Exercise details: For each line below that includes the string "nmolecules", show the whole line.
---------- Records for the task
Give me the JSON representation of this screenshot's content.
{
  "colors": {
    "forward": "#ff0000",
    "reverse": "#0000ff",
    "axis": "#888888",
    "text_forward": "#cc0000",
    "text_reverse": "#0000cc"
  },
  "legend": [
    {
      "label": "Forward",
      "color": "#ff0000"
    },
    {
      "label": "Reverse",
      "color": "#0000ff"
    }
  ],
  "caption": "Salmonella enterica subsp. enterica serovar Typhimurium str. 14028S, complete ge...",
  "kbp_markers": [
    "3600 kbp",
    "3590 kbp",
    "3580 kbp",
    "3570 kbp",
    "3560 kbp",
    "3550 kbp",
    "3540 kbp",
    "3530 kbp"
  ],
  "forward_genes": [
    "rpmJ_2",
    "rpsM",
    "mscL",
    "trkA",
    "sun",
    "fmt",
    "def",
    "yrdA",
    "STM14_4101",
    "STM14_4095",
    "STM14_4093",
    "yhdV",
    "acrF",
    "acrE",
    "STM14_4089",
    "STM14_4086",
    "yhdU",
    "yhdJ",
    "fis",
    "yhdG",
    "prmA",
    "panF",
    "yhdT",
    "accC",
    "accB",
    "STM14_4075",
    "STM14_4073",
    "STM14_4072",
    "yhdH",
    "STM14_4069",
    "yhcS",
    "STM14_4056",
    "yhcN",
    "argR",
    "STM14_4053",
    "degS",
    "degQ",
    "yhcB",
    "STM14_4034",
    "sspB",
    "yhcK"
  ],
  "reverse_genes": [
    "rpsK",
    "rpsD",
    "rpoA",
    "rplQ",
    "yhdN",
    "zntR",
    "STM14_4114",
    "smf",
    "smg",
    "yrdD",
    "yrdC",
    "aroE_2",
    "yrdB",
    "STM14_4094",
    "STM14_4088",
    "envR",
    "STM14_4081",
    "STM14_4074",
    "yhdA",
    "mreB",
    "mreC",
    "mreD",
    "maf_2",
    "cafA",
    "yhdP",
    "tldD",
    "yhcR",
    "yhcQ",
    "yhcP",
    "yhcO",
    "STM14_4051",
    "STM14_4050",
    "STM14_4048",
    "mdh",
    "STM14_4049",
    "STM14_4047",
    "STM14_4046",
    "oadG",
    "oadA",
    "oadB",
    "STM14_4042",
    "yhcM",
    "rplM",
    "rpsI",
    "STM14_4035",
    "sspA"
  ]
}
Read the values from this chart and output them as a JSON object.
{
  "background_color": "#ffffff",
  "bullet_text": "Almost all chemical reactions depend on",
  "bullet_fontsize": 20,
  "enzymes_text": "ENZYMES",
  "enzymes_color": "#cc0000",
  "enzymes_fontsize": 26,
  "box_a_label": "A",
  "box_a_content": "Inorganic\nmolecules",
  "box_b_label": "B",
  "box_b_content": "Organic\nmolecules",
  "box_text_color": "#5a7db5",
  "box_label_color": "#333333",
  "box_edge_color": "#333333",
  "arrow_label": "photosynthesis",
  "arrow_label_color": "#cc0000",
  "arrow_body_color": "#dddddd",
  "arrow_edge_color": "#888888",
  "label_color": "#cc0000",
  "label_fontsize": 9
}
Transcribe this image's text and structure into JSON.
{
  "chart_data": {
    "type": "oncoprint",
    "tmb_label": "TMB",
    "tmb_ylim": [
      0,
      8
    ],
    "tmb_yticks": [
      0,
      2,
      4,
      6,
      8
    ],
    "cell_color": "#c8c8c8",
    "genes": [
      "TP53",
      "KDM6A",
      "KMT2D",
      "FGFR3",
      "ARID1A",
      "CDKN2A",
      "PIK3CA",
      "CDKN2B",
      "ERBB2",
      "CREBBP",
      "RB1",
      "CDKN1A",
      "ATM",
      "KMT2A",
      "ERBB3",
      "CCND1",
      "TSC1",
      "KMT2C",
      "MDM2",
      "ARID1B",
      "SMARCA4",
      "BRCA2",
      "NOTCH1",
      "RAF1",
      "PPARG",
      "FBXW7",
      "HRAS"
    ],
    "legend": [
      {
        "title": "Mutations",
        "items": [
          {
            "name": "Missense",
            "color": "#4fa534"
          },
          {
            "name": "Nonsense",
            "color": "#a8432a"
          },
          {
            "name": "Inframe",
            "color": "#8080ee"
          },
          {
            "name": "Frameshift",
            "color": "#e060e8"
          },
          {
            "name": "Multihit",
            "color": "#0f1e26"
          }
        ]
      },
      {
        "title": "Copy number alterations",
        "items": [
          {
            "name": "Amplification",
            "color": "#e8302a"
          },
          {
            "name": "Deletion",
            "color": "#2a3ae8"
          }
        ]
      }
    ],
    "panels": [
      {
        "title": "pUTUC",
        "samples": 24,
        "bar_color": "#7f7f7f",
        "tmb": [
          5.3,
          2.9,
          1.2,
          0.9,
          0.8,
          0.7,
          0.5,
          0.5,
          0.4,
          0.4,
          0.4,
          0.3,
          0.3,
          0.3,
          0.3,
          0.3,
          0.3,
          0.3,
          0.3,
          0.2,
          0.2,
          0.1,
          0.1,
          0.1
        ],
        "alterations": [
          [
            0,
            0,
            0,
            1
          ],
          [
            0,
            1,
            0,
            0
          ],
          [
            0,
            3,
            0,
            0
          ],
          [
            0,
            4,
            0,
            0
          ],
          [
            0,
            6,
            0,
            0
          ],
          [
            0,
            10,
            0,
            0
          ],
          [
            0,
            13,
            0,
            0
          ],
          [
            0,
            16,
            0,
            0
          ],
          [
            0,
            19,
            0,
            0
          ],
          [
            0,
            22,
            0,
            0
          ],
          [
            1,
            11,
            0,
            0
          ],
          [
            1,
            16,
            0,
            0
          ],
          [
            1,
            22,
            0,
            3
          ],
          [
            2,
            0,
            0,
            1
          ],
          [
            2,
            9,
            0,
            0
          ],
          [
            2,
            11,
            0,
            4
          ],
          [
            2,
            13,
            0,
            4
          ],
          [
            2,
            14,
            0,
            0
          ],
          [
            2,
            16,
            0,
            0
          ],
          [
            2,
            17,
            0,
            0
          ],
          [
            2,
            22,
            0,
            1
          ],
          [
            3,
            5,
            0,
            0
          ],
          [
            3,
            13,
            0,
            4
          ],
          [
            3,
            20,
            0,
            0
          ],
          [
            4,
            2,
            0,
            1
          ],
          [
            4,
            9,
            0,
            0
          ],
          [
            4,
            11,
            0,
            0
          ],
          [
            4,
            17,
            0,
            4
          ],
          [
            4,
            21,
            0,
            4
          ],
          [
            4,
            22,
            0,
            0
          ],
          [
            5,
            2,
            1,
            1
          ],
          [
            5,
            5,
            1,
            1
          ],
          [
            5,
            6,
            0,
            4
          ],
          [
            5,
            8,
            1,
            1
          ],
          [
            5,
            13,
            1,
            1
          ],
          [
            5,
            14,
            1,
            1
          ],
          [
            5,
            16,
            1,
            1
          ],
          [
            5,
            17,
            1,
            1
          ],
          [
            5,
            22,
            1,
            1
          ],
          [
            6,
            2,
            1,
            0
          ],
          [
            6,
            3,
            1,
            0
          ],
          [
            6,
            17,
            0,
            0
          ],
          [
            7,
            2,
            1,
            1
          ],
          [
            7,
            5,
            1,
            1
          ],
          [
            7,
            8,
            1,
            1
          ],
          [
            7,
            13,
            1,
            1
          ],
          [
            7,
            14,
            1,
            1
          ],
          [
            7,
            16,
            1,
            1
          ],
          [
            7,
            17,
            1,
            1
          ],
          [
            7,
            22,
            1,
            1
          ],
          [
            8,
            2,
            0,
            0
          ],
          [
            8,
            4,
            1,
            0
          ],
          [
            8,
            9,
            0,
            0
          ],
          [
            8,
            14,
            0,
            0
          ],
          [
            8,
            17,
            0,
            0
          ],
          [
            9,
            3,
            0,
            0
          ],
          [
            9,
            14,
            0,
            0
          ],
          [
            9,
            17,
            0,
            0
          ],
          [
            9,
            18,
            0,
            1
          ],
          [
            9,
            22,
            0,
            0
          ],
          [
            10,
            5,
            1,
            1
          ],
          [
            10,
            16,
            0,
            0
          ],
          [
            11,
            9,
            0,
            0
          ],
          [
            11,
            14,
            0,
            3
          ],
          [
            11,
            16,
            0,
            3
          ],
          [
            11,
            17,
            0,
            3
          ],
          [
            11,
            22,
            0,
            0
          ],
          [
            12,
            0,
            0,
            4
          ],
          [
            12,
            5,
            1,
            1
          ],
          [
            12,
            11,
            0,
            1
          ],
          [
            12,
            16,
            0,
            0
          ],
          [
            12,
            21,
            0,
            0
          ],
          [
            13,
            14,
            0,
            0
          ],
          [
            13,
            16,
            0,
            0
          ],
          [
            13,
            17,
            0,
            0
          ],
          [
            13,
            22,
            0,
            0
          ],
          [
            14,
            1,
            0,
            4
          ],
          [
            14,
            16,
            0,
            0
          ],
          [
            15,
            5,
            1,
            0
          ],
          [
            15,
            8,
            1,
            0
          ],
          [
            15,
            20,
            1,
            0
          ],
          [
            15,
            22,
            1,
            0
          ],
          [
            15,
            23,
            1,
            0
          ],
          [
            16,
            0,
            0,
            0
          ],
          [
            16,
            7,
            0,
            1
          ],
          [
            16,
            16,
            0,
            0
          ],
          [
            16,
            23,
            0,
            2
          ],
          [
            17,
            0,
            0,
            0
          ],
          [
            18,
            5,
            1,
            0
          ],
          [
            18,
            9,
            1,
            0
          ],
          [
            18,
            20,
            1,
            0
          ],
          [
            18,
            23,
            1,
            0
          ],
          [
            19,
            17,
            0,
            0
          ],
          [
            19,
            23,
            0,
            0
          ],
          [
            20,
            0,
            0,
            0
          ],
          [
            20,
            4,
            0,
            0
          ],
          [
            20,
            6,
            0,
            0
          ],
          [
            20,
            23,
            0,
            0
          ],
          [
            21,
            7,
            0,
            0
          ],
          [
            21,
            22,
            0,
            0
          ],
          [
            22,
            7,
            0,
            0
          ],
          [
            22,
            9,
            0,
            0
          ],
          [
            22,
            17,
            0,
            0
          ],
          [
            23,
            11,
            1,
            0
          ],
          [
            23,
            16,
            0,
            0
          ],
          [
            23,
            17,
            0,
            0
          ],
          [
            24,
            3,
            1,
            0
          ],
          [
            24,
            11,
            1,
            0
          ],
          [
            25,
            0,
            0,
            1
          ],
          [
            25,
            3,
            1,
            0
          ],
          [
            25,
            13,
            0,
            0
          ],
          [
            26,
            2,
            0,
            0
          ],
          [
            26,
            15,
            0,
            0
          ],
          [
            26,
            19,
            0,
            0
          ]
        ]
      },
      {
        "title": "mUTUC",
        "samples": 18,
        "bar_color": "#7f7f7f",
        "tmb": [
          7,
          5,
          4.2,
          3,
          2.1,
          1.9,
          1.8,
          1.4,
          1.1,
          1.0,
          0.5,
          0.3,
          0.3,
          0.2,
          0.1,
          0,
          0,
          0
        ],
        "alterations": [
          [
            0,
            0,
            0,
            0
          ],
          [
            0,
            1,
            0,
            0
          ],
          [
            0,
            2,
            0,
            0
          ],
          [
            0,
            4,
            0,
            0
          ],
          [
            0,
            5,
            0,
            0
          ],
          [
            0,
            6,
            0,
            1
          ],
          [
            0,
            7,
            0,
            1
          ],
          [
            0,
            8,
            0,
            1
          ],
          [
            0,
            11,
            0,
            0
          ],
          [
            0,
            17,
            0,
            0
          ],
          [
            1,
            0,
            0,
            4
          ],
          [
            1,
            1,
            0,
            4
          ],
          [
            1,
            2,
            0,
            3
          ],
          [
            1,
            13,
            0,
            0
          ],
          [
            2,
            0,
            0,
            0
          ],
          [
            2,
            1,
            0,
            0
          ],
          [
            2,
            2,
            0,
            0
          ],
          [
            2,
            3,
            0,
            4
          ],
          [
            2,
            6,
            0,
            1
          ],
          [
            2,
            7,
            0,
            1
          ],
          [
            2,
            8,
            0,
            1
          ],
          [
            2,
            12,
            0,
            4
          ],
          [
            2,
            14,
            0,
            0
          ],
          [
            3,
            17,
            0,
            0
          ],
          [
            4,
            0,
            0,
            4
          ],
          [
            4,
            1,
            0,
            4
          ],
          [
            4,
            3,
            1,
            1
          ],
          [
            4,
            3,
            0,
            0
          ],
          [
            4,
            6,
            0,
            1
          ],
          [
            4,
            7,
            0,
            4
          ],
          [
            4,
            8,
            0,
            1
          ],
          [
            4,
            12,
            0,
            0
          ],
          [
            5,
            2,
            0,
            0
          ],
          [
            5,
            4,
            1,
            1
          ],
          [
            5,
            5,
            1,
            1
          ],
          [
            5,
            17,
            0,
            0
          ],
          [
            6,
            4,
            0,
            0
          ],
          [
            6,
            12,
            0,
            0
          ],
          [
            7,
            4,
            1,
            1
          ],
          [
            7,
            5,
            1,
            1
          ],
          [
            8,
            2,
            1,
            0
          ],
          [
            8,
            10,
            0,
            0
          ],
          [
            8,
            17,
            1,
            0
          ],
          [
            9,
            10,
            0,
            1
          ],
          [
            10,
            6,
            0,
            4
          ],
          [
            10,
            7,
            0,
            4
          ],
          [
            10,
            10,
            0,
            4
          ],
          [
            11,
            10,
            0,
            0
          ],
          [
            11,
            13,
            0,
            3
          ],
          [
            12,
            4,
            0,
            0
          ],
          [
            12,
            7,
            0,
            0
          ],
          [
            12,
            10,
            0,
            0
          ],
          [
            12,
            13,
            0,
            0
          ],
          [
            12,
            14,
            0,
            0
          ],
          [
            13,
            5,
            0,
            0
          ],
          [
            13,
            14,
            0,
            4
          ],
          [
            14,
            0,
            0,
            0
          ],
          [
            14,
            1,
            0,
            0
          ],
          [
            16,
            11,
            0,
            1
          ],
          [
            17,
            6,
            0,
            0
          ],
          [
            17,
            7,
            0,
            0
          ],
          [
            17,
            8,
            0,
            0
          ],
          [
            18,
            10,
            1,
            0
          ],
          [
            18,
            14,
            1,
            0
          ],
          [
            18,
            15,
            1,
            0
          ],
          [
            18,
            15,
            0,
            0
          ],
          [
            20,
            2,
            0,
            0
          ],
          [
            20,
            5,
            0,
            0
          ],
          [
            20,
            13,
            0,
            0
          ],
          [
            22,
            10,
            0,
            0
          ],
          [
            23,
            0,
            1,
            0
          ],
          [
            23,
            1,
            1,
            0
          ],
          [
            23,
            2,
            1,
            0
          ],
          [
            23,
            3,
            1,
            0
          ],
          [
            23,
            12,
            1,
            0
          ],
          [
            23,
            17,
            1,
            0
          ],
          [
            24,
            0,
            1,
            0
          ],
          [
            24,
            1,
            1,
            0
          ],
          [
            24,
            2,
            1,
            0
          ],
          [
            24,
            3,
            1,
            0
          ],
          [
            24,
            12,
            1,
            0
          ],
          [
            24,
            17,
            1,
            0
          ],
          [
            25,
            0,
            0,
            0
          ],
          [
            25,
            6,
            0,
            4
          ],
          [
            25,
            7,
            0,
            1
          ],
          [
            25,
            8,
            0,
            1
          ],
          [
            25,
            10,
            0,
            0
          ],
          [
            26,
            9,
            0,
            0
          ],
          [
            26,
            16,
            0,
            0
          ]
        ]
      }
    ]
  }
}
--------------------
Answer box:
  "box_a_content": "Inorganic\nmolecules",
  "box_b_content": "Organic\nmolecules",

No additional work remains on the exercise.